A block of data:
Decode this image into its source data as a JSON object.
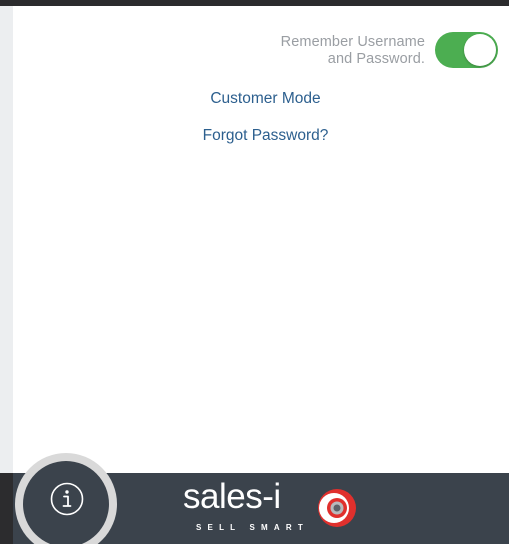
{
  "remember": {
    "line1": "Remember Username",
    "line2": "and Password.",
    "enabled": true,
    "on_color": "#4cae51"
  },
  "links": {
    "customer_mode": "Customer Mode",
    "forgot_password": "Forgot Password?",
    "color": "#2c5f8e"
  },
  "footer": {
    "info_icon": "info-icon",
    "logo": {
      "word": "sales-i",
      "tagline": "SELL SMART",
      "accent_color": "#e0302d"
    },
    "background": "#3b434c"
  }
}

- **WHAT NEEDS TO BE DONE**:
Repeat the material above in full and exactly, apart from the pictures.

- **OUTPUT FOR THIS EXERCISE**:
Decode this image into its source data as a JSON object.
{
  "remember": {
    "line1": "Remember Username",
    "line2": "and Password.",
    "enabled": true,
    "on_color": "#4cae51"
  },
  "links": {
    "customer_mode": "Customer Mode",
    "forgot_password": "Forgot Password?",
    "color": "#2c5f8e"
  },
  "footer": {
    "info_icon": "info-icon",
    "logo": {
      "word": "sales-i",
      "tagline": "SELL SMART",
      "accent_color": "#e0302d"
    },
    "background": "#3b434c"
  }
}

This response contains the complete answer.